** START Excerpt provided **
Before you can discuss the manifest seriousness of the latest controversy
involving the pope, you have to acknowledge its hilarity. Pope Benedict XVI,
in an austere philosophical address, invoked Byzantine emperor Manuel II
Paleologus, the 14th century ruler who offered a harsh assessment of Islam.
While the Koran says, "There is no compulsion in religion," Manuel couldn't
help but notice that Muslims were setting up more franchises in his
neighborhood than Starbucks - and they weren't doing so by selling the best
darn Mocha Frappuccinos on his side of the Bosphorus Straits.
"Show me just what Mohammed brought that was new," Manuel complained
sometime around the siege of Byzantium, "and there you will find things
only evil and inhuman, such as his command to spread by the sword the faith
he preached." Why Pope Benedict quoted Manuel is hotly debated. But one
explicit reason was to enunciate the Church's opposition to using faith to
justify violence or intolerance.
And this is where the hilarity comes in. A Pakistani Foreign Ministry
spokeswoman responded: "Anyone who describes Islam as a religion as
intolerant encourages violence."
** END Excerpt provided **
_Written tasks_
1) Copy out the passage about the controversy over the pope's speech word for word, in full.
2) Render the lines of the stored items as a Markdown table with the columns Row and Item line. Start at the line containing "x-tick-label-3: 0,400 <box>260" and end at the line containing "category-label-0: Olbia-Tempio <box>27", including both, and skip any blank lines.
** START Information shown **
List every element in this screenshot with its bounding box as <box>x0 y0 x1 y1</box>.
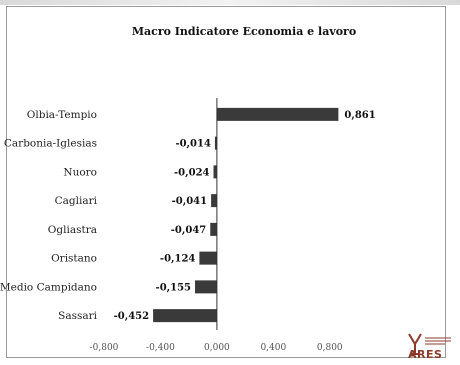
x-tick-label-3: 0,400 <box>260 343 286 353</box>
bar-3 <box>211 194 217 208</box>
category-label-6: Medio Campidano <box>0 281 97 293</box>
value-label-1: -0,014 <box>175 139 211 150</box>
value-label-7: -0,452 <box>114 311 150 322</box>
value-label-6: -0,155 <box>156 282 192 293</box>
bar-6 <box>195 280 217 294</box>
x-tick-label-4: 0,800 <box>317 343 343 353</box>
axis-layer: -0,800 -0,400 0,000 0,400 0,800 <box>90 98 343 353</box>
category-label-1: Carbonia-Iglesias <box>4 138 97 150</box>
category-label-2: Nuoro <box>63 166 97 178</box>
x-tick-label-1: -0,400 <box>146 343 175 353</box>
value-label-5: -0,124 <box>160 254 196 265</box>
x-tick-label-2: 0,000 <box>204 343 230 353</box>
chart-title: Macro Indicatore Economia e lavoro <box>132 25 356 38</box>
logo-text: ARES <box>408 348 443 361</box>
value-label-4: -0,047 <box>171 225 207 236</box>
category-label-5: Oristano <box>51 253 97 265</box>
bar-4 <box>210 222 217 236</box>
category-label-3: Cagliari <box>55 195 98 207</box>
category-label-7: Sassari <box>58 310 98 322</box>
top-strip <box>0 0 460 5</box>
bar-5 <box>199 251 217 265</box>
value-label-3: -0,041 <box>172 196 207 207</box>
bar-1 <box>214 136 217 150</box>
chart-frame <box>6 6 446 358</box>
bar-0 <box>216 107 339 121</box>
bar-2 <box>213 165 217 179</box>
value-label-0: 0,861 <box>344 110 375 121</box>
bars-layer: Olbia-Tempio 0,861 Carbonia-Iglesias -0,014… <box>0 107 376 323</box>
category-label-4: Ogliastra <box>48 224 97 236</box>
bar-7 <box>153 309 217 323</box>
category-label-0: Olbia-Tempio <box>27 109 97 121</box>
x-tick-label-0: -0,800 <box>90 343 119 353</box>
value-label-2: -0,024 <box>174 167 210 178</box>
ares-logo-icon <box>408 333 451 355</box>
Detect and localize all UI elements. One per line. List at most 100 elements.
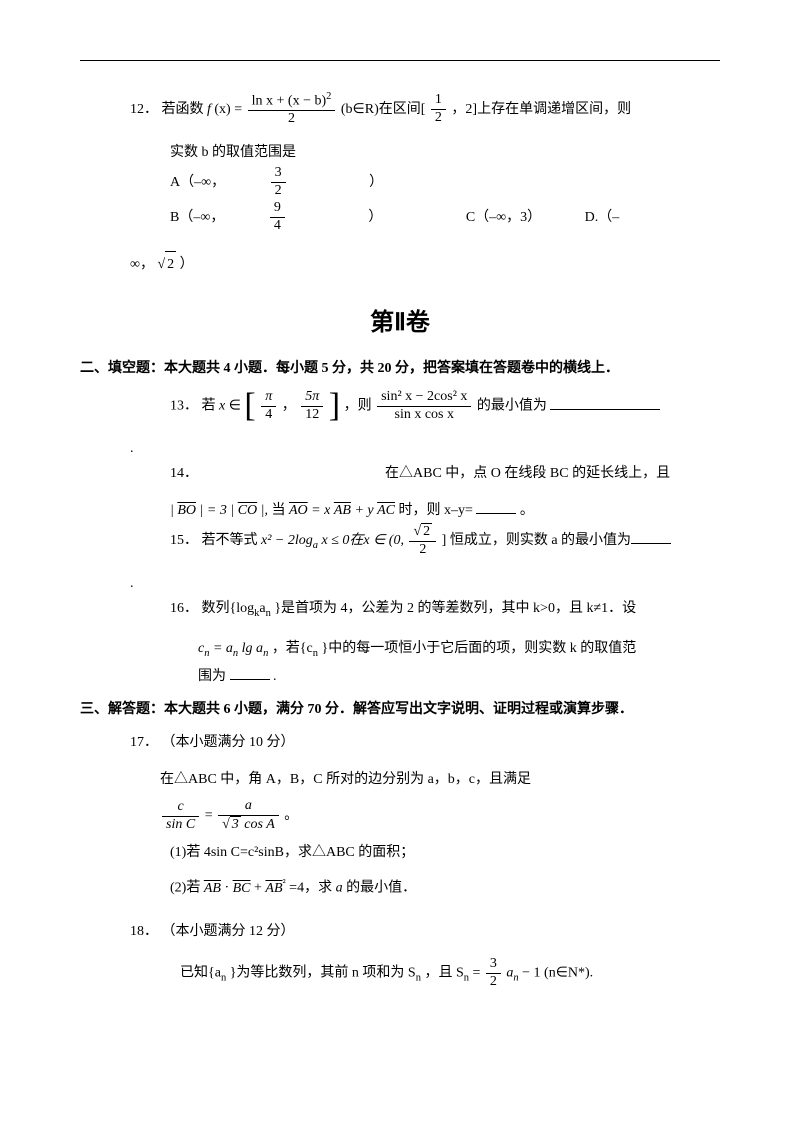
** END Information shown **
_Task-by-task answers_
1)
Before you can discuss the manifest seriousness of the latest controversy
involving the pope, you have to acknowledge its hilarity. Pope Benedict XVI,
in an austere philosophical address, invoked Byzantine emperor Manuel II
Paleologus, the 14th century ruler who offered a harsh assessment of Islam.
While the Koran says, "There is no compulsion in religion," Manuel couldn't
help but notice that Muslims were setting up more franchises in his
neighborhood than Starbucks - and they weren't doing so by selling the best
darn Mocha Frappuccinos on his side of the Bosphorus Straits.
"Show me just what Mohammed brought that was new," Manuel complained
sometime around the siege of Byzantium, "and there you will find things
only evil and inhuman, such as his command to spread by the sword the faith
he preached." Why Pope Benedict quoted Manuel is hotly debated. But one
explicit reason was to enunciate the Church's opposition to using faith to
justify violence or intolerance.
And this is where the hilarity comes in. A Pakistani Foreign Ministry
spokeswoman responded: "Anyone who describes Islam as a religion as
intolerant encourages violence."

2)
| Row | Item line |
|---|---|
| 1 | x-tick-label-3: 0,400 <box>260 343 286 353</box> |
| 2 | bar-3 <box>211 194 217 208</box> |
| 3 | category-label-6: Medio Campidano <box>0 281 97 293</box> |
| 4 | value-label-1: -0,014 <box>175 139 211 150</box> |
| 5 | value-label-7: -0,452 <box>114 311 150 322</box> |
| 6 | value-label-6: -0,155 <box>156 282 192 293</box> |
| 7 | bar-6 <box>195 280 217 294</box> |
| 8 | x-tick-label-4: 0,800 <box>317 343 343 353</box> |
| 9 | axis-layer: -0,800 -0,400 0,000 0,400 0,800 <box>90 98 343 353</box> |
| 10 | category-label-1: Carbonia-Iglesias <box>4 138 97 150</box> |
| 11 | category-label-2: Nuoro <box>63 166 97 178</box> |
| 12 | x-tick-label-1: -0,400 <box>146 343 175 353</box> |
| 13 | value-label-5: -0,124 <box>160 254 196 265</box> |
| 14 | x-tick-label-2: 0,000 <box>204 343 230 353</box> |
| 15 | chart-title: Macro Indicatore Economia e lavoro <box>132 25 356 38</box> |
| 16 | logo-text: ARES <box>408 348 443 361</box> |
| 17 | value-label-4: -0,047 <box>171 225 207 236</box> |
| 18 | category-label-5: Oristano <box>51 253 97 265</box> |
| 19 | bar-4 <box>210 222 217 236</box> |
| 20 | category-label-3: Cagliari <box>55 195 98 207</box> |
| 21 | category-label-7: Sassari <box>58 310 98 322</box> |
| 22 | top-strip <box>0 0 460 5</box> |
| 23 | bar-5 <box>199 251 217 265</box> |
| 24 | value-label-3: -0,041 <box>172 196 207 207</box> |
| 25 | bar-1 <box>214 136 217 150</box> |
| 26 | chart-frame <box>6 6 446 358</box> |
| 27 | bar-0 <box>216 107 339 121</box> |
| 28 | bar-2 <box>213 165 217 179</box> |
| 29 | value-label-0: 0,861 <box>344 110 375 121</box> |
| 30 | bars-layer: Olbia-Tempio 0,861 Carbonia-Iglesias -0,014… <box>0 107 376 323</box> |
| 31 | category-label-4: Ogliastra <box>48 224 97 236</box> |
| 32 | bar-7 <box>153 309 217 323</box> |
| 33 | category-label-0: Olbia-Tempio <box>27 109 97 121</box> |